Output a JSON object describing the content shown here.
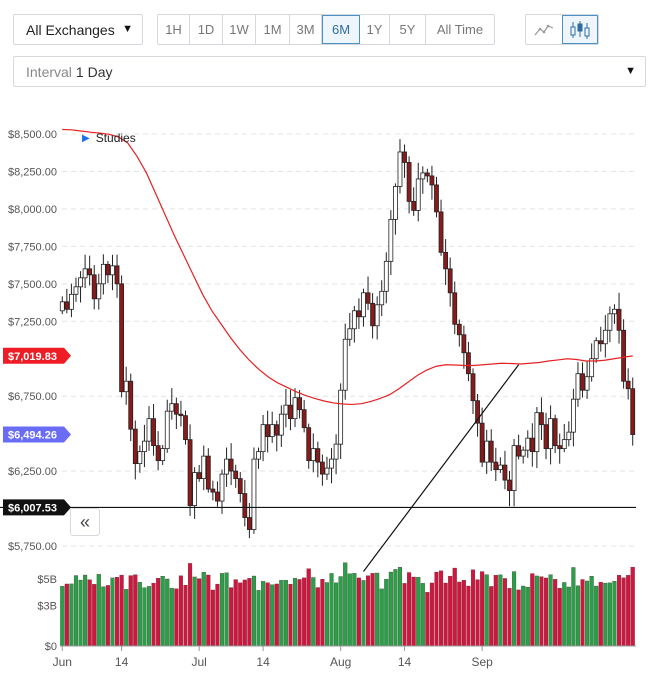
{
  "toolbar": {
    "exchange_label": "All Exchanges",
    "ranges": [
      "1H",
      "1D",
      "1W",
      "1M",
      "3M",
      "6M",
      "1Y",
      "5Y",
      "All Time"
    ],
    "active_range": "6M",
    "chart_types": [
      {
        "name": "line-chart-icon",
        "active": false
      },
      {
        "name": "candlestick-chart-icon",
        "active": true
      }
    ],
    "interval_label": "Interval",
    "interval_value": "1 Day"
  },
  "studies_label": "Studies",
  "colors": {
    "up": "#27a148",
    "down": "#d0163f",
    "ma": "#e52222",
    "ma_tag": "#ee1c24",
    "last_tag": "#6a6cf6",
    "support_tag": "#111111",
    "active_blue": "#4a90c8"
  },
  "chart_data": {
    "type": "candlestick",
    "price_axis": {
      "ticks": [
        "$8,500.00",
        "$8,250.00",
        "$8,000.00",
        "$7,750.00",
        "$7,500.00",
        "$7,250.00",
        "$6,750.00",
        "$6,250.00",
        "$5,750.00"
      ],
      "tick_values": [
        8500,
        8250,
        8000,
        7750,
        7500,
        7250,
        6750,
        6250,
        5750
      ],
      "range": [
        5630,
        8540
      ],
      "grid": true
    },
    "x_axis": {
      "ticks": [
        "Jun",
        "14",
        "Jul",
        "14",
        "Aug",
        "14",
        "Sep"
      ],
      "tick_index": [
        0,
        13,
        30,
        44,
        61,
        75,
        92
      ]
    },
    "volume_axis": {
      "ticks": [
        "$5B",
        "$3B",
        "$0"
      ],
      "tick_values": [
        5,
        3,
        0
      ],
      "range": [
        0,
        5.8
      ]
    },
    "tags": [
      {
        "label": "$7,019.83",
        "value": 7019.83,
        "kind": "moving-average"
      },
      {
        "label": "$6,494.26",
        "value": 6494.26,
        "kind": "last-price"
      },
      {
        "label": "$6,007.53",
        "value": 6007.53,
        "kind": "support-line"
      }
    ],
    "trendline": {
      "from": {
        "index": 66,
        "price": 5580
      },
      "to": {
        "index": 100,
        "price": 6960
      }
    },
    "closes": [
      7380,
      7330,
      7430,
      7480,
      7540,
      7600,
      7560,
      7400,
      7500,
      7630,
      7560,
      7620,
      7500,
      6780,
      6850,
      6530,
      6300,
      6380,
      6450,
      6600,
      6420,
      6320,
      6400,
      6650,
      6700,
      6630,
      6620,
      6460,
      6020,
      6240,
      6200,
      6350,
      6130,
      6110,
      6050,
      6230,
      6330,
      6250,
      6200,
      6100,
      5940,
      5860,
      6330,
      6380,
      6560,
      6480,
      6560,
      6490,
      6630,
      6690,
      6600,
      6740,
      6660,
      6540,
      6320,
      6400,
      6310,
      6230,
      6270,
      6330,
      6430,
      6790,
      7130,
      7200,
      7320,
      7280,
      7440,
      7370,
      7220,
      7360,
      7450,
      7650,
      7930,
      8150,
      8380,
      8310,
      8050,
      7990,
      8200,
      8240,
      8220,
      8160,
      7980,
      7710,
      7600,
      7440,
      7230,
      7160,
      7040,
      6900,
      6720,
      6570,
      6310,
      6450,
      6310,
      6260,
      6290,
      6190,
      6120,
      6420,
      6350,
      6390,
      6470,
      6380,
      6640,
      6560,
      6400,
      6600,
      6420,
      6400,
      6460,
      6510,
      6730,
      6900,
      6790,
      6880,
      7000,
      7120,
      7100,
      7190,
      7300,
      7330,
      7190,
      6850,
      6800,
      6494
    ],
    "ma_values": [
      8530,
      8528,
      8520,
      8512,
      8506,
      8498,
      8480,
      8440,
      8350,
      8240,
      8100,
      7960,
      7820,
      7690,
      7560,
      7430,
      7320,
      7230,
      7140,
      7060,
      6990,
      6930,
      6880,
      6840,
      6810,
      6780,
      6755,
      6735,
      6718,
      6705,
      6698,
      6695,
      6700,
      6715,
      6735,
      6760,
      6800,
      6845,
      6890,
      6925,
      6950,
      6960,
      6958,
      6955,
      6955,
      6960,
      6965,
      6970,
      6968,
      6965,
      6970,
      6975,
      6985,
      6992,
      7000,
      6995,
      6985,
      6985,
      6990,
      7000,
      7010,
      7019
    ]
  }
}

============================================================

Copy every record above exactly, leaving out the pictures.

Output a JSON object describing the content shown here.
{
  "toolbar": {
    "exchange_label": "All Exchanges",
    "ranges": [
      "1H",
      "1D",
      "1W",
      "1M",
      "3M",
      "6M",
      "1Y",
      "5Y",
      "All Time"
    ],
    "active_range": "6M",
    "chart_types": [
      {
        "name": "line-chart-icon",
        "active": false
      },
      {
        "name": "candlestick-chart-icon",
        "active": true
      }
    ],
    "interval_label": "Interval",
    "interval_value": "1 Day"
  },
  "studies_label": "Studies",
  "colors": {
    "up": "#27a148",
    "down": "#d0163f",
    "ma": "#e52222",
    "ma_tag": "#ee1c24",
    "last_tag": "#6a6cf6",
    "support_tag": "#111111",
    "active_blue": "#4a90c8"
  },
  "chart_data": {
    "type": "candlestick",
    "price_axis": {
      "ticks": [
        "$8,500.00",
        "$8,250.00",
        "$8,000.00",
        "$7,750.00",
        "$7,500.00",
        "$7,250.00",
        "$6,750.00",
        "$6,250.00",
        "$5,750.00"
      ],
      "tick_values": [
        8500,
        8250,
        8000,
        7750,
        7500,
        7250,
        6750,
        6250,
        5750
      ],
      "range": [
        5630,
        8540
      ],
      "grid": true
    },
    "x_axis": {
      "ticks": [
        "Jun",
        "14",
        "Jul",
        "14",
        "Aug",
        "14",
        "Sep"
      ],
      "tick_index": [
        0,
        13,
        30,
        44,
        61,
        75,
        92
      ]
    },
    "volume_axis": {
      "ticks": [
        "$5B",
        "$3B",
        "$0"
      ],
      "tick_values": [
        5,
        3,
        0
      ],
      "range": [
        0,
        5.8
      ]
    },
    "tags": [
      {
        "label": "$7,019.83",
        "value": 7019.83,
        "kind": "moving-average"
      },
      {
        "label": "$6,494.26",
        "value": 6494.26,
        "kind": "last-price"
      },
      {
        "label": "$6,007.53",
        "value": 6007.53,
        "kind": "support-line"
      }
    ],
    "trendline": {
      "from": {
        "index": 66,
        "price": 5580
      },
      "to": {
        "index": 100,
        "price": 6960
      }
    },
    "closes": [
      7380,
      7330,
      7430,
      7480,
      7540,
      7600,
      7560,
      7400,
      7500,
      7630,
      7560,
      7620,
      7500,
      6780,
      6850,
      6530,
      6300,
      6380,
      6450,
      6600,
      6420,
      6320,
      6400,
      6650,
      6700,
      6630,
      6620,
      6460,
      6020,
      6240,
      6200,
      6350,
      6130,
      6110,
      6050,
      6230,
      6330,
      6250,
      6200,
      6100,
      5940,
      5860,
      6330,
      6380,
      6560,
      6480,
      6560,
      6490,
      6630,
      6690,
      6600,
      6740,
      6660,
      6540,
      6320,
      6400,
      6310,
      6230,
      6270,
      6330,
      6430,
      6790,
      7130,
      7200,
      7320,
      7280,
      7440,
      7370,
      7220,
      7360,
      7450,
      7650,
      7930,
      8150,
      8380,
      8310,
      8050,
      7990,
      8200,
      8240,
      8220,
      8160,
      7980,
      7710,
      7600,
      7440,
      7230,
      7160,
      7040,
      6900,
      6720,
      6570,
      6310,
      6450,
      6310,
      6260,
      6290,
      6190,
      6120,
      6420,
      6350,
      6390,
      6470,
      6380,
      6640,
      6560,
      6400,
      6600,
      6420,
      6400,
      6460,
      6510,
      6730,
      6900,
      6790,
      6880,
      7000,
      7120,
      7100,
      7190,
      7300,
      7330,
      7190,
      6850,
      6800,
      6494
    ],
    "ma_values": [
      8530,
      8528,
      8520,
      8512,
      8506,
      8498,
      8480,
      8440,
      8350,
      8240,
      8100,
      7960,
      7820,
      7690,
      7560,
      7430,
      7320,
      7230,
      7140,
      7060,
      6990,
      6930,
      6880,
      6840,
      6810,
      6780,
      6755,
      6735,
      6718,
      6705,
      6698,
      6695,
      6700,
      6715,
      6735,
      6760,
      6800,
      6845,
      6890,
      6925,
      6950,
      6960,
      6958,
      6955,
      6955,
      6960,
      6965,
      6970,
      6968,
      6965,
      6970,
      6975,
      6985,
      6992,
      7000,
      6995,
      6985,
      6985,
      6990,
      7000,
      7010,
      7019
    ]
  }
}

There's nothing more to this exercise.